Output the full material exactly as it appears here.

**Material to process**
========================

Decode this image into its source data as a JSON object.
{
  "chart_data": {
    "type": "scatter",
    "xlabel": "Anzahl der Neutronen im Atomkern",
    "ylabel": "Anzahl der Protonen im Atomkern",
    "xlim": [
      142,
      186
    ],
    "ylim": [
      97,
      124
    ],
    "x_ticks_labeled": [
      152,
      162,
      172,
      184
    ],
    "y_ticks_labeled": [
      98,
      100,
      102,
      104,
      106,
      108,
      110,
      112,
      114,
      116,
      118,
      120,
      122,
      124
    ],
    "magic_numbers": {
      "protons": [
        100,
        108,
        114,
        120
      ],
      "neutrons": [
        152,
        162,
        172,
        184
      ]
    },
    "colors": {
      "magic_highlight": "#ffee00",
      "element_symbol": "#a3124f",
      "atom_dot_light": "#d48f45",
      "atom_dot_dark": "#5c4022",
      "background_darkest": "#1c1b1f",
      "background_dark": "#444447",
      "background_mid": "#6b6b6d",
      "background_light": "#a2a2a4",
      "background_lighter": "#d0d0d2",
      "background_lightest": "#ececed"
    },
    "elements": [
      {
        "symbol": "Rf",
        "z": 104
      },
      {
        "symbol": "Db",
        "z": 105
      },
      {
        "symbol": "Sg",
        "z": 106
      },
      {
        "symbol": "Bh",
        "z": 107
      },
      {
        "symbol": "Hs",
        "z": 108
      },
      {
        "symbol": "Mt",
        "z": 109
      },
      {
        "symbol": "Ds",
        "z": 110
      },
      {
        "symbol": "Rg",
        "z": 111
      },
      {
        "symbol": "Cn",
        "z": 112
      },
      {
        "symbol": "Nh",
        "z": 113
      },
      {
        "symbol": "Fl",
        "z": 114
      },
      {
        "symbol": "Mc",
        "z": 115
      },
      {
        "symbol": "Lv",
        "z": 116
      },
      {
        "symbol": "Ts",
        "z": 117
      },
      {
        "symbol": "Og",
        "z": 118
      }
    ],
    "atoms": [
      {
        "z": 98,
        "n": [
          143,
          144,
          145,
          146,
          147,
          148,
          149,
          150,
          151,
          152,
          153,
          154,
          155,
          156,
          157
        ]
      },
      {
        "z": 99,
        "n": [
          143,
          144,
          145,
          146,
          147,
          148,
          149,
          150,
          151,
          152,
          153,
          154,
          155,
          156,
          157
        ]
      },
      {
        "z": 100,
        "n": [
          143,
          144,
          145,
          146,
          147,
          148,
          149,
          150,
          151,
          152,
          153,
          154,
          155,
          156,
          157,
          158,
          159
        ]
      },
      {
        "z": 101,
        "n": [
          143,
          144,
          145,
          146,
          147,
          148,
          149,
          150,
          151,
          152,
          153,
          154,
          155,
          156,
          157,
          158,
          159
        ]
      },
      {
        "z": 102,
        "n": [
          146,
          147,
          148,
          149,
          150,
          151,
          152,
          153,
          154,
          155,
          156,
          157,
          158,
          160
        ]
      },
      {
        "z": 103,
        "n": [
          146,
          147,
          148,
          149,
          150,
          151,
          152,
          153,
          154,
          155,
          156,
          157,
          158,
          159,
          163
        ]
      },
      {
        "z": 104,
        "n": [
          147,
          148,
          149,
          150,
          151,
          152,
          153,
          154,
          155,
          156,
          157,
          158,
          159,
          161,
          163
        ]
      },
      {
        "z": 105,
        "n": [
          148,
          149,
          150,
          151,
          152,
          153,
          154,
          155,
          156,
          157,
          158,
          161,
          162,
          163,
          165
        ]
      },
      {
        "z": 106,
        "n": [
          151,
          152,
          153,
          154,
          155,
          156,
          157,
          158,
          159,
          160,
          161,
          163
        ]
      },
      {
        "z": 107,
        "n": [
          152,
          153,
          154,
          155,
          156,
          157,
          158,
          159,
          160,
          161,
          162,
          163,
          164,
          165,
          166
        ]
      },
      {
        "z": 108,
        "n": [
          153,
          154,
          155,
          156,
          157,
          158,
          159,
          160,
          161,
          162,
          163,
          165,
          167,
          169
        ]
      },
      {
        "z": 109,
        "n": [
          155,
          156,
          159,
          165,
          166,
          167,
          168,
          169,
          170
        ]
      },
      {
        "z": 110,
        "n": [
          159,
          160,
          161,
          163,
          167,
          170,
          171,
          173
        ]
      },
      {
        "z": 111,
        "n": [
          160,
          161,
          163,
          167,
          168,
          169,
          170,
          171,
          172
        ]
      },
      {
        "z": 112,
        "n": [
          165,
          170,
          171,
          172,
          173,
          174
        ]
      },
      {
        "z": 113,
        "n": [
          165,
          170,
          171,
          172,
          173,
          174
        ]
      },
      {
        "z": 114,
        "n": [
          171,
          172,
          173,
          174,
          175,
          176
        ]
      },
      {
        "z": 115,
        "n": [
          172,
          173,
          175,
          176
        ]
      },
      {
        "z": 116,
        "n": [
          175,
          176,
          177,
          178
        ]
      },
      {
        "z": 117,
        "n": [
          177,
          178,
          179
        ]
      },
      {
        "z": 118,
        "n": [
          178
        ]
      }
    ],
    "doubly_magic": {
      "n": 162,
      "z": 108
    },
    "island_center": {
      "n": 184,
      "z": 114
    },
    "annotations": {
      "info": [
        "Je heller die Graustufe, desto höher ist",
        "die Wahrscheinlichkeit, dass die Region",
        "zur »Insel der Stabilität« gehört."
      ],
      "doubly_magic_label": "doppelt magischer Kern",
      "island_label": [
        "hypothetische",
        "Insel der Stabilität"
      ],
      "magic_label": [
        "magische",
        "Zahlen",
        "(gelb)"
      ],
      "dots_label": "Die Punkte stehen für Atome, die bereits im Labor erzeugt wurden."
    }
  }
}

========================

**Response to this exercise**
Decode this image into its source data as a JSON object.
{
  "chart_data": {
    "type": "scatter",
    "xlabel": "Anzahl der Neutronen im Atomkern",
    "ylabel": "Anzahl der Protonen im Atomkern",
    "xlim": [
      142,
      186
    ],
    "ylim": [
      97,
      124
    ],
    "x_ticks_labeled": [
      152,
      162,
      172,
      184
    ],
    "y_ticks_labeled": [
      98,
      100,
      102,
      104,
      106,
      108,
      110,
      112,
      114,
      116,
      118,
      120,
      122,
      124
    ],
    "magic_numbers": {
      "protons": [
        100,
        108,
        114,
        120
      ],
      "neutrons": [
        152,
        162,
        172,
        184
      ]
    },
    "colors": {
      "magic_highlight": "#ffee00",
      "element_symbol": "#a3124f",
      "atom_dot_light": "#d48f45",
      "atom_dot_dark": "#5c4022",
      "background_darkest": "#1c1b1f",
      "background_dark": "#444447",
      "background_mid": "#6b6b6d",
      "background_light": "#a2a2a4",
      "background_lighter": "#d0d0d2",
      "background_lightest": "#ececed"
    },
    "elements": [
      {
        "symbol": "Rf",
        "z": 104
      },
      {
        "symbol": "Db",
        "z": 105
      },
      {
        "symbol": "Sg",
        "z": 106
      },
      {
        "symbol": "Bh",
        "z": 107
      },
      {
        "symbol": "Hs",
        "z": 108
      },
      {
        "symbol": "Mt",
        "z": 109
      },
      {
        "symbol": "Ds",
        "z": 110
      },
      {
        "symbol": "Rg",
        "z": 111
      },
      {
        "symbol": "Cn",
        "z": 112
      },
      {
        "symbol": "Nh",
        "z": 113
      },
      {
        "symbol": "Fl",
        "z": 114
      },
      {
        "symbol": "Mc",
        "z": 115
      },
      {
        "symbol": "Lv",
        "z": 116
      },
      {
        "symbol": "Ts",
        "z": 117
      },
      {
        "symbol": "Og",
        "z": 118
      }
    ],
    "atoms": [
      {
        "z": 98,
        "n": [
          143,
          144,
          145,
          146,
          147,
          148,
          149,
          150,
          151,
          152,
          153,
          154,
          155,
          156,
          157
        ]
      },
      {
        "z": 99,
        "n": [
          143,
          144,
          145,
          146,
          147,
          148,
          149,
          150,
          151,
          152,
          153,
          154,
          155,
          156,
          157
        ]
      },
      {
        "z": 100,
        "n": [
          143,
          144,
          145,
          146,
          147,
          148,
          149,
          150,
          151,
          152,
          153,
          154,
          155,
          156,
          157,
          158,
          159
        ]
      },
      {
        "z": 101,
        "n": [
          143,
          144,
          145,
          146,
          147,
          148,
          149,
          150,
          151,
          152,
          153,
          154,
          155,
          156,
          157,
          158,
          159
        ]
      },
      {
        "z": 102,
        "n": [
          146,
          147,
          148,
          149,
          150,
          151,
          152,
          153,
          154,
          155,
          156,
          157,
          158,
          160
        ]
      },
      {
        "z": 103,
        "n": [
          146,
          147,
          148,
          149,
          150,
          151,
          152,
          153,
          154,
          155,
          156,
          157,
          158,
          159,
          163
        ]
      },
      {
        "z": 104,
        "n": [
          147,
          148,
          149,
          150,
          151,
          152,
          153,
          154,
          155,
          156,
          157,
          158,
          159,
          161,
          163
        ]
      },
      {
        "z": 105,
        "n": [
          148,
          149,
          150,
          151,
          152,
          153,
          154,
          155,
          156,
          157,
          158,
          161,
          162,
          163,
          165
        ]
      },
      {
        "z": 106,
        "n": [
          151,
          152,
          153,
          154,
          155,
          156,
          157,
          158,
          159,
          160,
          161,
          163
        ]
      },
      {
        "z": 107,
        "n": [
          152,
          153,
          154,
          155,
          156,
          157,
          158,
          159,
          160,
          161,
          162,
          163,
          164,
          165,
          166
        ]
      },
      {
        "z": 108,
        "n": [
          153,
          154,
          155,
          156,
          157,
          158,
          159,
          160,
          161,
          162,
          163,
          165,
          167,
          169
        ]
      },
      {
        "z": 109,
        "n": [
          155,
          156,
          159,
          165,
          166,
          167,
          168,
          169,
          170
        ]
      },
      {
        "z": 110,
        "n": [
          159,
          160,
          161,
          163,
          167,
          170,
          171,
          173
        ]
      },
      {
        "z": 111,
        "n": [
          160,
          161,
          163,
          167,
          168,
          169,
          170,
          171,
          172
        ]
      },
      {
        "z": 112,
        "n": [
          165,
          170,
          171,
          172,
          173,
          174
        ]
      },
      {
        "z": 113,
        "n": [
          165,
          170,
          171,
          172,
          173,
          174
        ]
      },
      {
        "z": 114,
        "n": [
          171,
          172,
          173,
          174,
          175,
          176
        ]
      },
      {
        "z": 115,
        "n": [
          172,
          173,
          175,
          176
        ]
      },
      {
        "z": 116,
        "n": [
          175,
          176,
          177,
          178
        ]
      },
      {
        "z": 117,
        "n": [
          177,
          178,
          179
        ]
      },
      {
        "z": 118,
        "n": [
          178
        ]
      }
    ],
    "doubly_magic": {
      "n": 162,
      "z": 108
    },
    "island_center": {
      "n": 184,
      "z": 114
    },
    "annotations": {
      "info": [
        "Je heller die Graustufe, desto höher ist",
        "die Wahrscheinlichkeit, dass die Region",
        "zur »Insel der Stabilität« gehört."
      ],
      "doubly_magic_label": "doppelt magischer Kern",
      "island_label": [
        "hypothetische",
        "Insel der Stabilität"
      ],
      "magic_label": [
        "magische",
        "Zahlen",
        "(gelb)"
      ],
      "dots_label": "Die Punkte stehen für Atome, die bereits im Labor erzeugt wurden."
    }
  }
}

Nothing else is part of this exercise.